### ACTIONS TO TAKE
1. Say whether each statement agrees with the blog post on free software and the categorical imperative: (a) the writer first came across Kant in the late teens; (b) the link to the Wikipedia page turned up in a Q&A about Red Hat's cloud computing announcement; (c) the writer calls the Critique of Pure Reason the acme of ancient philosophical thought. Answer each with yes or no and quote the deciding words of the post.
2. Write the next part of the blog post on free software and the categorical imperative, picking up after the clerihew that ends it.

### EXCERPT PROVIDED

——————————

Showing posts with label biotech hackers. Show all posts
Showing posts with label biotech hackers. Show all posts

20 November 2007

Free Software and the Categorical Imperative

The Web could have been invented for butterfly minds like mine. For example, in one of Stephen O'Grady's hallmark Q&As (this one on Red Hat's cloud computing announcement) I came across a link that took me to the Wikipedia page about Immanuel Kant's categorical imperative.

I first encountered Kant when I was in my late teens - the perfect age for grappling with those big questions that look too big and daunting when we are older and more sensible. I thought then, and still think now, that his Critique of Pure Reason represents the acme of modern philosophical thought - the Choral Symphony of metaphysics.

I was therefore already familiar with the categorical imperative, not least in Auden's rather fine clerihew:


When the young Kant
Was told to kiss his aunt,
He obeyed the Categorical Must,
But only just.

——————————

### RECORD EXCERPTS
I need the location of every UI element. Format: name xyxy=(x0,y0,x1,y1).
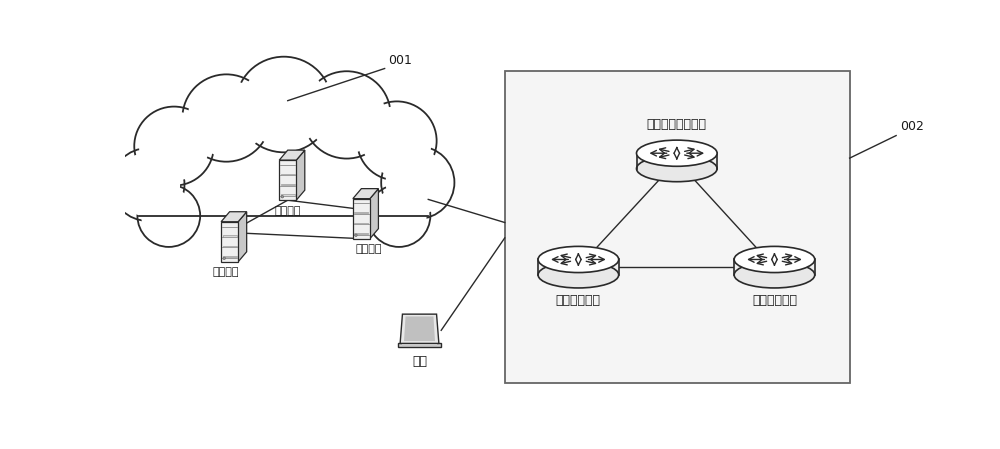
Polygon shape xyxy=(734,260,815,275)
Circle shape xyxy=(137,185,200,247)
Circle shape xyxy=(386,150,450,215)
Polygon shape xyxy=(354,233,368,234)
Polygon shape xyxy=(354,223,368,224)
Polygon shape xyxy=(370,189,378,239)
Text: 002: 002 xyxy=(900,120,924,133)
FancyBboxPatch shape xyxy=(505,71,850,383)
Text: 文件遍历服务: 文件遍历服务 xyxy=(752,294,797,307)
Polygon shape xyxy=(143,146,425,216)
Circle shape xyxy=(141,188,196,243)
Text: 存储节点: 存储节点 xyxy=(274,206,301,216)
Text: 用户: 用户 xyxy=(412,355,427,368)
Circle shape xyxy=(116,153,180,216)
Text: 消息队列服务: 消息队列服务 xyxy=(556,294,601,307)
Circle shape xyxy=(303,71,391,158)
Polygon shape xyxy=(353,189,378,198)
Text: 存储节点: 存储节点 xyxy=(212,267,239,277)
Circle shape xyxy=(357,101,437,180)
Polygon shape xyxy=(281,184,295,185)
Ellipse shape xyxy=(637,140,717,166)
Polygon shape xyxy=(238,212,247,262)
Circle shape xyxy=(223,257,225,260)
Circle shape xyxy=(381,146,454,219)
Polygon shape xyxy=(353,198,370,239)
Polygon shape xyxy=(221,222,238,262)
Circle shape xyxy=(281,195,284,198)
Circle shape xyxy=(242,62,326,146)
Polygon shape xyxy=(637,153,717,169)
Polygon shape xyxy=(279,160,296,200)
Polygon shape xyxy=(223,246,237,247)
Polygon shape xyxy=(281,174,295,175)
Circle shape xyxy=(362,106,432,176)
Circle shape xyxy=(368,185,430,247)
Text: 存储节点: 存储节点 xyxy=(356,244,382,254)
Polygon shape xyxy=(400,314,439,343)
Polygon shape xyxy=(221,212,247,222)
Polygon shape xyxy=(223,256,237,257)
Circle shape xyxy=(134,106,214,185)
Ellipse shape xyxy=(734,262,815,288)
Polygon shape xyxy=(281,194,295,196)
Text: 关系型数据库服务: 关系型数据库服务 xyxy=(647,118,707,131)
Circle shape xyxy=(111,148,184,221)
Polygon shape xyxy=(296,150,305,200)
Ellipse shape xyxy=(637,155,717,182)
Ellipse shape xyxy=(734,247,815,273)
Polygon shape xyxy=(279,150,305,160)
Ellipse shape xyxy=(538,247,619,273)
Polygon shape xyxy=(223,235,237,237)
Polygon shape xyxy=(538,260,619,275)
Polygon shape xyxy=(404,317,435,341)
Polygon shape xyxy=(398,343,441,347)
Text: 001: 001 xyxy=(388,54,412,67)
Polygon shape xyxy=(354,212,368,213)
Circle shape xyxy=(308,76,385,153)
Polygon shape xyxy=(402,344,437,347)
Circle shape xyxy=(236,57,332,152)
Circle shape xyxy=(139,111,209,181)
Circle shape xyxy=(355,234,357,237)
Circle shape xyxy=(182,75,270,162)
Ellipse shape xyxy=(538,262,619,288)
Circle shape xyxy=(371,188,427,243)
Circle shape xyxy=(188,79,265,156)
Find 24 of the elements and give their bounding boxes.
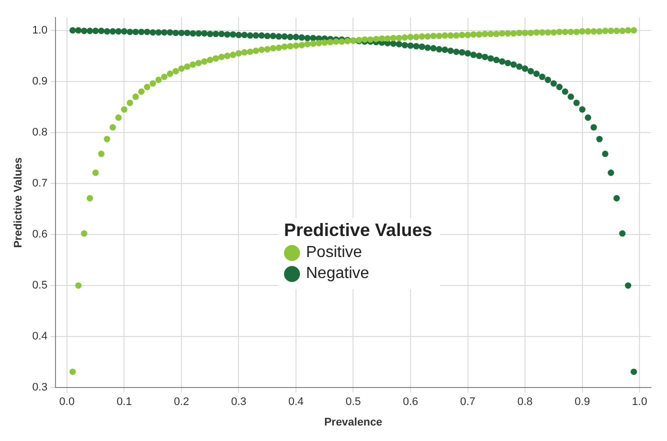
x-axis-title: Prevalence [324, 416, 382, 428]
y-tick-label: 0.6 [32, 228, 48, 241]
x-tick-label: 0.1 [116, 396, 132, 408]
legend-title: Predictive Values [284, 220, 432, 241]
y-tick-label: 0.7 [32, 177, 48, 190]
x-tick-label: 0.3 [231, 396, 246, 408]
x-tick-label: 0.2 [174, 396, 190, 408]
x-tick-label: 0.9 [574, 396, 590, 408]
y-tick-label: 0.8 [32, 126, 48, 138]
x-tick-label: 0.8 [517, 396, 533, 408]
y-axis-title: Predictive Values [12, 157, 25, 248]
y-tick-label: 1.0 [32, 24, 48, 36]
y-tick-label: 0.3 [32, 382, 48, 394]
y-tick-label: 0.5 [32, 280, 48, 292]
x-tick-label: 0.6 [402, 396, 418, 408]
x-tick-label: 0.0 [59, 396, 75, 408]
x-tick-label: 0.7 [460, 396, 476, 408]
x-tick-label: 1.0 [632, 396, 648, 408]
y-tick-label: 0.9 [32, 75, 48, 88]
legend-label: Positive [306, 244, 362, 262]
x-tick-label: 0.5 [346, 396, 361, 408]
x-tick-label: 0.4 [288, 396, 304, 408]
y-tick-label: 0.4 [32, 330, 48, 343]
legend-label: Negative [306, 265, 370, 283]
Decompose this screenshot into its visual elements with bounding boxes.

——————————

### ANSWERS GIVEN
1.
(a) Yes: "I first encountered Kant when I was in my late teens"
(b) Yes: "this one on Red Hat's cloud computing announcement"
(c) No: "represents the acme of modern philosophical thought"

2.
But reading the excellent Wikipedia entry, with its formulation:

"Act only according to that maxim whereby you can at the same time will that it should become a universal law."

brought home to me something that - stupidly - I hadn't really grasped before about Kant's idea: its essential symmetry. Of course, it's there implicitly in the other version, which I knew:

"Act in such a way that you treat humanity, whether in your own person or in the person of any other, always at the same time as an end and never merely as a means"

but the second form lacks the extra precision of the first.

What struck me is that this is the driving force behind free software - Stallman's belief that we must share software that we find interesting or useful. And more generally, it lies at the heart of all the kinds of openness that are starting to blossom: they are all predicated on this symmetry, on the giving back as well as the taking.

So there we have it: Immanuel Kant - philosopher and proto-hacker.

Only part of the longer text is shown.